> _The problem_
For each line below that contains the string "Johnson", copy that line.

Items from a dataset:
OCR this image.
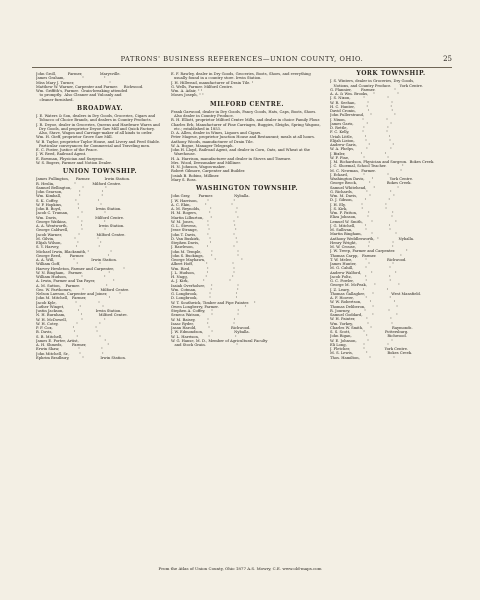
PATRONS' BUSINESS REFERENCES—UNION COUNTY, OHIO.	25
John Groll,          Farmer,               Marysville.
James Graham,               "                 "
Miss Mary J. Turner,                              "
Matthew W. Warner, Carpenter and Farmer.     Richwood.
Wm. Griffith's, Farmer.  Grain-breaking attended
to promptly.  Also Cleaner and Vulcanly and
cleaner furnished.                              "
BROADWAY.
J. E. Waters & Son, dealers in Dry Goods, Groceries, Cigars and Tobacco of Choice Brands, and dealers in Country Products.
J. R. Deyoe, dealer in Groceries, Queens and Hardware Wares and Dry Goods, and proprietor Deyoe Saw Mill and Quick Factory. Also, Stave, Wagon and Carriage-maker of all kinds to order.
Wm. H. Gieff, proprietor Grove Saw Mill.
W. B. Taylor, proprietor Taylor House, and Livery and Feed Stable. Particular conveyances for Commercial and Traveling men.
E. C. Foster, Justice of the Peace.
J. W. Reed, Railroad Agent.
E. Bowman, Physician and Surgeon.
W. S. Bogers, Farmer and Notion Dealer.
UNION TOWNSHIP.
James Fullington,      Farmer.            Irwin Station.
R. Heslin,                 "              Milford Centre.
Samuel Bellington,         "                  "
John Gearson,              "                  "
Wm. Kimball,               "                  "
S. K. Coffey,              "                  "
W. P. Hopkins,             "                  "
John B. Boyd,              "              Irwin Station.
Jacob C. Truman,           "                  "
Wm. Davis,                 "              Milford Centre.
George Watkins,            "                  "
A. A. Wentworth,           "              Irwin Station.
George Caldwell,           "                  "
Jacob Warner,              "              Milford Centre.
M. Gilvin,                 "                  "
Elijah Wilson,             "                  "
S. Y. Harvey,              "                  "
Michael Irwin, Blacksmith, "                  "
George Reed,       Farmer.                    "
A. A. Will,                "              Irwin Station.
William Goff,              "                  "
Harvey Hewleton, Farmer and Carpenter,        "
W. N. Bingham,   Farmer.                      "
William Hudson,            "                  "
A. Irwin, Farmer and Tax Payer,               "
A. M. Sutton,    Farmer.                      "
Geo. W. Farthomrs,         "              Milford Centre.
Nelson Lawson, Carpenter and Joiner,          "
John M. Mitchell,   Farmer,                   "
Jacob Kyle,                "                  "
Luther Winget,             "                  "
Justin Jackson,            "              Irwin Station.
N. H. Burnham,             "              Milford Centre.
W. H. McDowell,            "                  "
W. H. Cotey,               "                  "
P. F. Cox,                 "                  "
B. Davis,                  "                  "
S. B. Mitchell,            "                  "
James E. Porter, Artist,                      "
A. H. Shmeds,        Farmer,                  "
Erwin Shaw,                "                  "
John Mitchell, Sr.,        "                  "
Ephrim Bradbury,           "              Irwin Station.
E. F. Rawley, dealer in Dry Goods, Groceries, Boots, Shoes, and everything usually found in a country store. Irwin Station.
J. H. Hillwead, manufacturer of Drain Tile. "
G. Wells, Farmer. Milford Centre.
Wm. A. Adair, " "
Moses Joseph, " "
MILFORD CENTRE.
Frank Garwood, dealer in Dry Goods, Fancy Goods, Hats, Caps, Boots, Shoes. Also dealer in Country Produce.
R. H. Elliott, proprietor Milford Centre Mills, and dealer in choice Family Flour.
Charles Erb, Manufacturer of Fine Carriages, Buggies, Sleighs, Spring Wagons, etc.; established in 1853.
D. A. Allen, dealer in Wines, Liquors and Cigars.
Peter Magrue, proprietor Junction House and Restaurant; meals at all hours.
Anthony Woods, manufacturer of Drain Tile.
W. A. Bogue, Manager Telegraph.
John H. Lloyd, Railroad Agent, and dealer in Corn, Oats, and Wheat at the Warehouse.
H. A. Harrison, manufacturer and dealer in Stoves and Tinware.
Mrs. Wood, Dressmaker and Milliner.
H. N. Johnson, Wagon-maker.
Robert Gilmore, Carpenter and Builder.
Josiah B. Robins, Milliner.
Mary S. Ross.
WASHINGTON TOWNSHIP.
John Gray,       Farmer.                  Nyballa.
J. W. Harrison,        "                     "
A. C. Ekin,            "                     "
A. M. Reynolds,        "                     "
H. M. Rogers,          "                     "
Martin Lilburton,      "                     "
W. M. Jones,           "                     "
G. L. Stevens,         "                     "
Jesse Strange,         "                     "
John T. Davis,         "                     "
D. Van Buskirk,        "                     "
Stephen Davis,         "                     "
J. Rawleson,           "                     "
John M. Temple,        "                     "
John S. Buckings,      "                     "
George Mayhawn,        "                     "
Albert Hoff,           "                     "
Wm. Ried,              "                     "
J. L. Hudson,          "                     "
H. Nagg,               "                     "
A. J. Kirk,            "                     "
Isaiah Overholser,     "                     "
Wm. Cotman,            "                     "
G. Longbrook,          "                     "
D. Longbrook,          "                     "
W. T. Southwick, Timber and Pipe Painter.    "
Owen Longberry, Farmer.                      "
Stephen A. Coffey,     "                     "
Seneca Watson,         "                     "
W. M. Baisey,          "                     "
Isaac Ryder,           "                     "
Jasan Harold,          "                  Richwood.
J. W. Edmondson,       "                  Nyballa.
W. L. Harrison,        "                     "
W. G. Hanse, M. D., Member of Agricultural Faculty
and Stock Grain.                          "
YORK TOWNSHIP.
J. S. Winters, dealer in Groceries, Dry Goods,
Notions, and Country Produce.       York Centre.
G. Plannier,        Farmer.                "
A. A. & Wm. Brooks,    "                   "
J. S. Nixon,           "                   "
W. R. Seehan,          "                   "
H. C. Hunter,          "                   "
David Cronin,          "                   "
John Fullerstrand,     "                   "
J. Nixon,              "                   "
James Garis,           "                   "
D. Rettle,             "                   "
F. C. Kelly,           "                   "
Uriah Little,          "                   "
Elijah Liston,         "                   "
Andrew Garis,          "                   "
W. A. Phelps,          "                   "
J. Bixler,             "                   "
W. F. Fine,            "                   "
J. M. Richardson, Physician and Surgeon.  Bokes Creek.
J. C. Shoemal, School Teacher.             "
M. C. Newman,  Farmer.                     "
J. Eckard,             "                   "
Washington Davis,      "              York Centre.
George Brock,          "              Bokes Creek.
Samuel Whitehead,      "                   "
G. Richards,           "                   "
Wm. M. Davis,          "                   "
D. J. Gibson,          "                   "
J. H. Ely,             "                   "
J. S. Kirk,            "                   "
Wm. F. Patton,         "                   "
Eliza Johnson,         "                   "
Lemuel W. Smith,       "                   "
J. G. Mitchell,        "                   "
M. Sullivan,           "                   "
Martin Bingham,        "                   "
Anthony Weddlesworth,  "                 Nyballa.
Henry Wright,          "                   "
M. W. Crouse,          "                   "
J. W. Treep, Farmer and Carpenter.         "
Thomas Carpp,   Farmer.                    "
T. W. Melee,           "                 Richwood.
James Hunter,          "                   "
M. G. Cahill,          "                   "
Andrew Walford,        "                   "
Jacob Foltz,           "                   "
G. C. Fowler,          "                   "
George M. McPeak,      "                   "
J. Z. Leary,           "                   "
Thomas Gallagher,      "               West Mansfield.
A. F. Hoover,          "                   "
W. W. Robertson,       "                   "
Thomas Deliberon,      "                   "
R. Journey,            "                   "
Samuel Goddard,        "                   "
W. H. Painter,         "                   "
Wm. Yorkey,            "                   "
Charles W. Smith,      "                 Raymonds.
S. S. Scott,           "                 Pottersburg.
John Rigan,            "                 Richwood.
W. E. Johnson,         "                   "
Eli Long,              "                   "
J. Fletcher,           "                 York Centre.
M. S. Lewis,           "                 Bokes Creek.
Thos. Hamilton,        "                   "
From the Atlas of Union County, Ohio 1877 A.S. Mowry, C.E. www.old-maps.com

> _Solution to this task_
H. N. Johnson, Wagon-maker.
Eliza Johnson,         "                   "
W. E. Johnson,         "                   "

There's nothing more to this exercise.